**WHAT THE TASK ASKS**
Give back the full listing verbatim, apart from its images.

BEGIN RECORDED DATA

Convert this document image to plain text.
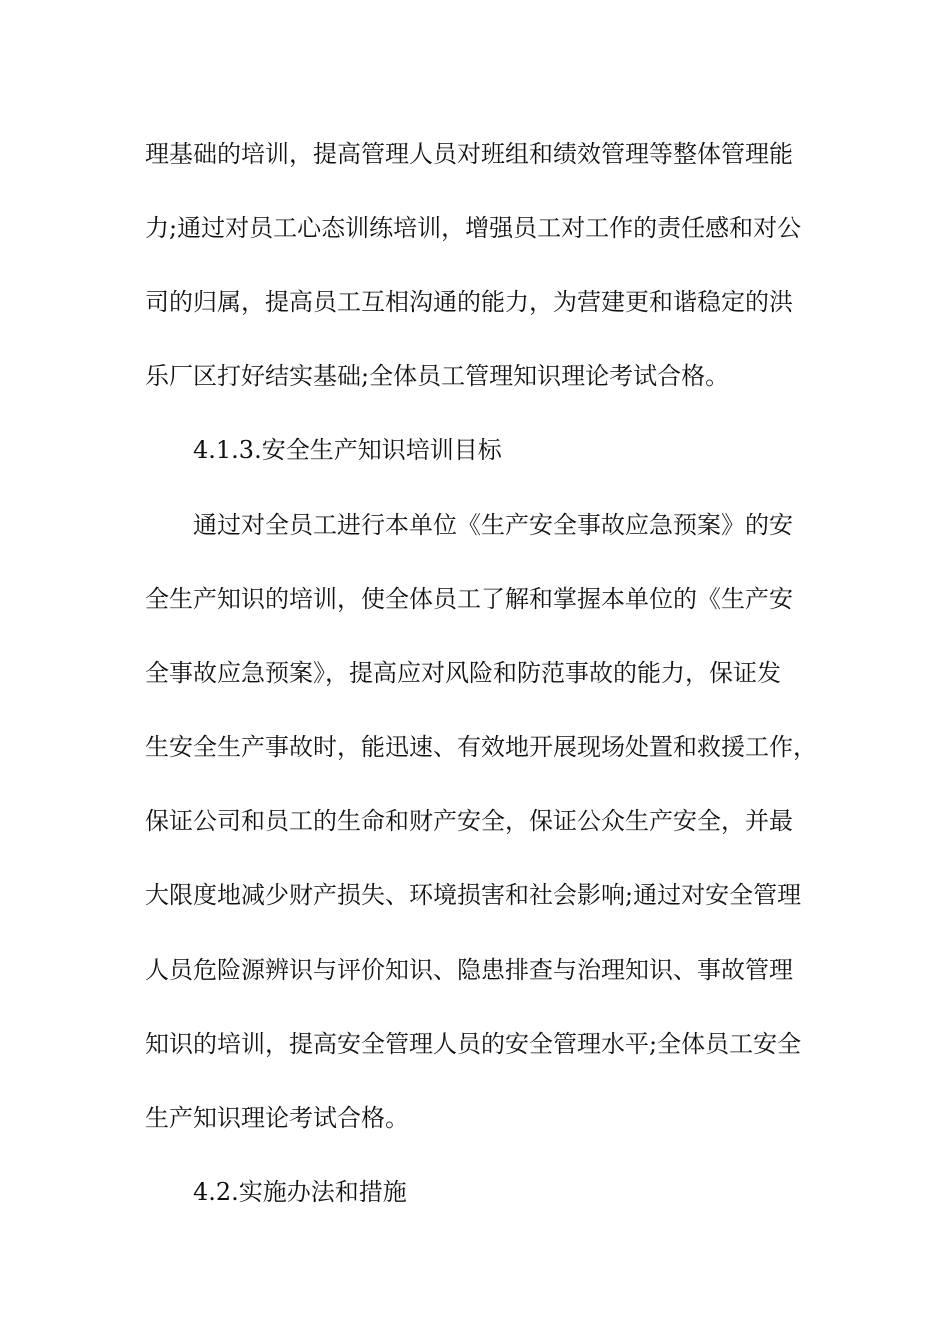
理基础的培训，提高管理人员对班组和绩效管理等整体管理能
力;通过对员工心态训练培训，增强员工对工作的责任感和对公
司的归属，提高员工互相沟通的能力，为营建更和谐稳定的洪
乐厂区打好结实基础;全体员工管理知识理论考试合格。
4.1.3.安全生产知识培训目标
通过对全员工进行本单位《生产安全事故应急预案》的安
全生产知识的培训，使全体员工了解和掌握本单位的《生产安
全事故应急预案》，提高应对风险和防范事故的能力，保证发
生安全生产事故时，能迅速、有效地开展现场处置和救援工作，
保证公司和员工的生命和财产安全，保证公众生产安全，并最
大限度地减少财产损失、环境损害和社会影响;通过对安全管理
人员危险源辨识与评价知识、隐患排查与治理知识、事故管理
知识的培训，提高安全管理人员的安全管理水平;全体员工安全
生产知识理论考试合格。
4.2.实施办法和措施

END RECORDED DATA

**THE SOLUTION**
Convert this document image to plain text.
理基础的培训，提高管理人员对班组和绩效管理等整体管理能
力;通过对员工心态训练培训，增强员工对工作的责任感和对公
司的归属，提高员工互相沟通的能力，为营建更和谐稳定的洪
乐厂区打好结实基础;全体员工管理知识理论考试合格。
4.1.3.安全生产知识培训目标
通过对全员工进行本单位《生产安全事故应急预案》的安
全生产知识的培训，使全体员工了解和掌握本单位的《生产安
全事故应急预案》，提高应对风险和防范事故的能力，保证发
生安全生产事故时，能迅速、有效地开展现场处置和救援工作，
保证公司和员工的生命和财产安全，保证公众生产安全，并最
大限度地减少财产损失、环境损害和社会影响;通过对安全管理
人员危险源辨识与评价知识、隐患排查与治理知识、事故管理
知识的培训，提高安全管理人员的安全管理水平;全体员工安全
生产知识理论考试合格。
4.2.实施办法和措施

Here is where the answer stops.